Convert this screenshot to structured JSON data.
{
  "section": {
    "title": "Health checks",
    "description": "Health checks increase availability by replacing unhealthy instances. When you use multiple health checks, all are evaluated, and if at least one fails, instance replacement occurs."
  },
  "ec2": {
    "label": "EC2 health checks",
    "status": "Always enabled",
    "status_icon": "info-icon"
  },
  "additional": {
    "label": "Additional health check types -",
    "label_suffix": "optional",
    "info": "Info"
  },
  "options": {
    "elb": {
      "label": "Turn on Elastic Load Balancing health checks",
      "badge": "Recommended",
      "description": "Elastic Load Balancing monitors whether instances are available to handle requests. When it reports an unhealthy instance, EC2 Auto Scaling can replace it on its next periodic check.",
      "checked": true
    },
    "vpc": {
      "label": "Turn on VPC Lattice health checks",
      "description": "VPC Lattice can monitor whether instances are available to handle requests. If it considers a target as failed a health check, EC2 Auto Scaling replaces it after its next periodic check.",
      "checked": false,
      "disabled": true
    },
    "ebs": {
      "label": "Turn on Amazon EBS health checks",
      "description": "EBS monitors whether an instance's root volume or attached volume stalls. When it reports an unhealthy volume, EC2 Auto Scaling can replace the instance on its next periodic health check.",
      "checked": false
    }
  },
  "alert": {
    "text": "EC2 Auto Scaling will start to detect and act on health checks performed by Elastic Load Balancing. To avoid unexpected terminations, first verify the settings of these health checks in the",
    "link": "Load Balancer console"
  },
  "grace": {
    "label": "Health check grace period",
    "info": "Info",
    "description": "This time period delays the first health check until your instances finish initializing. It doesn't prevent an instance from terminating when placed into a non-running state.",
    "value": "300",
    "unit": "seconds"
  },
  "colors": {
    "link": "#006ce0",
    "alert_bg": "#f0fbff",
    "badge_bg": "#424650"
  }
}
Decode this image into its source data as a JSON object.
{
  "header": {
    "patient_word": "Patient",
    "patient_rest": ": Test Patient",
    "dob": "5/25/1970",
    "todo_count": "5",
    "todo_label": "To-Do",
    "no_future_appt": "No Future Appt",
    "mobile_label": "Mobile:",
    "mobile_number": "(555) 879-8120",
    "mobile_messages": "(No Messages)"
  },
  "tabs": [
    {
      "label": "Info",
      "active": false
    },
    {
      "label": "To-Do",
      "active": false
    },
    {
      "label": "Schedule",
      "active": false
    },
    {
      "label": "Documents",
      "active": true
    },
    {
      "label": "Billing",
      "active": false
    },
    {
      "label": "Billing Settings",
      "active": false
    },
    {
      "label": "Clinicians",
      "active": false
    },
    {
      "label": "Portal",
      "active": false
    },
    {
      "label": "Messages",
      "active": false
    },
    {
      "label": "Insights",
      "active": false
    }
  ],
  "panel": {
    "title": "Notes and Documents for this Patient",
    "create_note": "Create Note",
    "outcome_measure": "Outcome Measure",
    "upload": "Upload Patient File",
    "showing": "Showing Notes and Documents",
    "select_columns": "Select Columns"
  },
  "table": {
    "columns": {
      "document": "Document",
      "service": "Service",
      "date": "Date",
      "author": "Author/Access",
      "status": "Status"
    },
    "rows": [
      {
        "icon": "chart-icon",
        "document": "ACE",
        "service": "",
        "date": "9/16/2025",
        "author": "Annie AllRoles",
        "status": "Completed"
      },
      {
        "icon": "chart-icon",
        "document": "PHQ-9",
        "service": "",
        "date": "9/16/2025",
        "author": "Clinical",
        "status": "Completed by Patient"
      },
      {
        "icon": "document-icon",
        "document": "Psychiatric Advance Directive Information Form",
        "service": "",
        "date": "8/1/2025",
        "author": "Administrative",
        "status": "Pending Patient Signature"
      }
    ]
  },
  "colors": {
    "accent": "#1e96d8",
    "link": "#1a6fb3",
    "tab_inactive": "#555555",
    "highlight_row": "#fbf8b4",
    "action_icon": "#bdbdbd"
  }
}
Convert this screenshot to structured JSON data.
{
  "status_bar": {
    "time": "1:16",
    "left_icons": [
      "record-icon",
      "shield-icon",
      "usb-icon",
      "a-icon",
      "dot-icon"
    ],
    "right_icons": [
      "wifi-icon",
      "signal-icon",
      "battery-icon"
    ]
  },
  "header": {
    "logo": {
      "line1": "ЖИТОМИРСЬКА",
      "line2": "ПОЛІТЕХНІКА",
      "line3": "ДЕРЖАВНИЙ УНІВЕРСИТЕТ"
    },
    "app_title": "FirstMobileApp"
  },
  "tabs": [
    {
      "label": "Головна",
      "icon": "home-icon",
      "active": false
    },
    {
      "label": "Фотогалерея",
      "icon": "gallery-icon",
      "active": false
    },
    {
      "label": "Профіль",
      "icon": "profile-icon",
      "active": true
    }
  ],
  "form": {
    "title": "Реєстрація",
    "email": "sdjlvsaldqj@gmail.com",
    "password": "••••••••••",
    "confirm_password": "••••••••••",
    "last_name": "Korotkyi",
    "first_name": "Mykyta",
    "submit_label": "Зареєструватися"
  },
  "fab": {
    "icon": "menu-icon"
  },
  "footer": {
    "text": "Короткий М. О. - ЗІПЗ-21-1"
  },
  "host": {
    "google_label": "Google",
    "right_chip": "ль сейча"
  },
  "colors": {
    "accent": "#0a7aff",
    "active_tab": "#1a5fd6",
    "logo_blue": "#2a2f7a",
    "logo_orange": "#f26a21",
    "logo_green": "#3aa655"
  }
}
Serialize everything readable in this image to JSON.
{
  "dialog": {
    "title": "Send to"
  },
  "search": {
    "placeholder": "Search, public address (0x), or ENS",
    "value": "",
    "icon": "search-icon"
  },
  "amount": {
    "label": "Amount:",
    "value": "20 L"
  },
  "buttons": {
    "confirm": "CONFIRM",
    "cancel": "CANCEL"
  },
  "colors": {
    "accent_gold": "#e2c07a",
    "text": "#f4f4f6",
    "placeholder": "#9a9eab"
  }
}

_Stated goal_. Reproduce the full listing above, character for character.

_Response to the exercise_.
Convert this screenshot to structured JSON data.
{
  "section": {
    "title": "Health checks",
    "description": "Health checks increase availability by replacing unhealthy instances. When you use multiple health checks, all are evaluated, and if at least one fails, instance replacement occurs."
  },
  "ec2": {
    "label": "EC2 health checks",
    "status": "Always enabled",
    "status_icon": "info-icon"
  },
  "additional": {
    "label": "Additional health check types -",
    "label_suffix": "optional",
    "info": "Info"
  },
  "options": {
    "elb": {
      "label": "Turn on Elastic Load Balancing health checks",
      "badge": "Recommended",
      "description": "Elastic Load Balancing monitors whether instances are available to handle requests. When it reports an unhealthy instance, EC2 Auto Scaling can replace it on its next periodic check.",
      "checked": true
    },
    "vpc": {
      "label": "Turn on VPC Lattice health checks",
      "description": "VPC Lattice can monitor whether instances are available to handle requests. If it considers a target as failed a health check, EC2 Auto Scaling replaces it after its next periodic check.",
      "checked": false,
      "disabled": true
    },
    "ebs": {
      "label": "Turn on Amazon EBS health checks",
      "description": "EBS monitors whether an instance's root volume or attached volume stalls. When it reports an unhealthy volume, EC2 Auto Scaling can replace the instance on its next periodic health check.",
      "checked": false
    }
  },
  "alert": {
    "text": "EC2 Auto Scaling will start to detect and act on health checks performed by Elastic Load Balancing. To avoid unexpected terminations, first verify the settings of these health checks in the",
    "link": "Load Balancer console"
  },
  "grace": {
    "label": "Health check grace period",
    "info": "Info",
    "description": "This time period delays the first health check until your instances finish initializing. It doesn't prevent an instance from terminating when placed into a non-running state.",
    "value": "300",
    "unit": "seconds"
  },
  "colors": {
    "link": "#006ce0",
    "alert_bg": "#f0fbff",
    "badge_bg": "#424650"
  }
}
Decode this image into its source data as a JSON object.
{
  "header": {
    "patient_word": "Patient",
    "patient_rest": ": Test Patient",
    "dob": "5/25/1970",
    "todo_count": "5",
    "todo_label": "To-Do",
    "no_future_appt": "No Future Appt",
    "mobile_label": "Mobile:",
    "mobile_number": "(555) 879-8120",
    "mobile_messages": "(No Messages)"
  },
  "tabs": [
    {
      "label": "Info",
      "active": false
    },
    {
      "label": "To-Do",
      "active": false
    },
    {
      "label": "Schedule",
      "active": false
    },
    {
      "label": "Documents",
      "active": true
    },
    {
      "label": "Billing",
      "active": false
    },
    {
      "label": "Billing Settings",
      "active": false
    },
    {
      "label": "Clinicians",
      "active": false
    },
    {
      "label": "Portal",
      "active": false
    },
    {
      "label": "Messages",
      "active": false
    },
    {
      "label": "Insights",
      "active": false
    }
  ],
  "panel": {
    "title": "Notes and Documents for this Patient",
    "create_note": "Create Note",
    "outcome_measure": "Outcome Measure",
    "upload": "Upload Patient File",
    "showing": "Showing Notes and Documents",
    "select_columns": "Select Columns"
  },
  "table": {
    "columns": {
      "document": "Document",
      "service": "Service",
      "date": "Date",
      "author": "Author/Access",
      "status": "Status"
    },
    "rows": [
      {
        "icon": "chart-icon",
        "document": "ACE",
        "service": "",
        "date": "9/16/2025",
        "author": "Annie AllRoles",
        "status": "Completed"
      },
      {
        "icon": "chart-icon",
        "document": "PHQ-9",
        "service": "",
        "date": "9/16/2025",
        "author": "Clinical",
        "status": "Completed by Patient"
      },
      {
        "icon": "document-icon",
        "document": "Psychiatric Advance Directive Information Form",
        "service": "",
        "date": "8/1/2025",
        "author": "Administrative",
        "status": "Pending Patient Signature"
      }
    ]
  },
  "colors": {
    "accent": "#1e96d8",
    "link": "#1a6fb3",
    "tab_inactive": "#555555",
    "highlight_row": "#fbf8b4",
    "action_icon": "#bdbdbd"
  }
}
Convert this screenshot to structured JSON data.
{
  "status_bar": {
    "time": "1:16",
    "left_icons": [
      "record-icon",
      "shield-icon",
      "usb-icon",
      "a-icon",
      "dot-icon"
    ],
    "right_icons": [
      "wifi-icon",
      "signal-icon",
      "battery-icon"
    ]
  },
  "header": {
    "logo": {
      "line1": "ЖИТОМИРСЬКА",
      "line2": "ПОЛІТЕХНІКА",
      "line3": "ДЕРЖАВНИЙ УНІВЕРСИТЕТ"
    },
    "app_title": "FirstMobileApp"
  },
  "tabs": [
    {
      "label": "Головна",
      "icon": "home-icon",
      "active": false
    },
    {
      "label": "Фотогалерея",
      "icon": "gallery-icon",
      "active": false
    },
    {
      "label": "Профіль",
      "icon": "profile-icon",
      "active": true
    }
  ],
  "form": {
    "title": "Реєстрація",
    "email": "sdjlvsaldqj@gmail.com",
    "password": "••••••••••",
    "confirm_password": "••••••••••",
    "last_name": "Korotkyi",
    "first_name": "Mykyta",
    "submit_label": "Зареєструватися"
  },
  "fab": {
    "icon": "menu-icon"
  },
  "footer": {
    "text": "Короткий М. О. - ЗІПЗ-21-1"
  },
  "host": {
    "google_label": "Google",
    "right_chip": "ль сейча"
  },
  "colors": {
    "accent": "#0a7aff",
    "active_tab": "#1a5fd6",
    "logo_blue": "#2a2f7a",
    "logo_orange": "#f26a21",
    "logo_green": "#3aa655"
  }
}
Serialize everything readable in this image to JSON.
{
  "dialog": {
    "title": "Send to"
  },
  "search": {
    "placeholder": "Search, public address (0x), or ENS",
    "value": "",
    "icon": "search-icon"
  },
  "amount": {
    "label": "Amount:",
    "value": "20 L"
  },
  "buttons": {
    "confirm": "CONFIRM",
    "cancel": "CANCEL"
  },
  "colors": {
    "accent_gold": "#e2c07a",
    "text": "#f4f4f6",
    "placeholder": "#9a9eab"
  }
}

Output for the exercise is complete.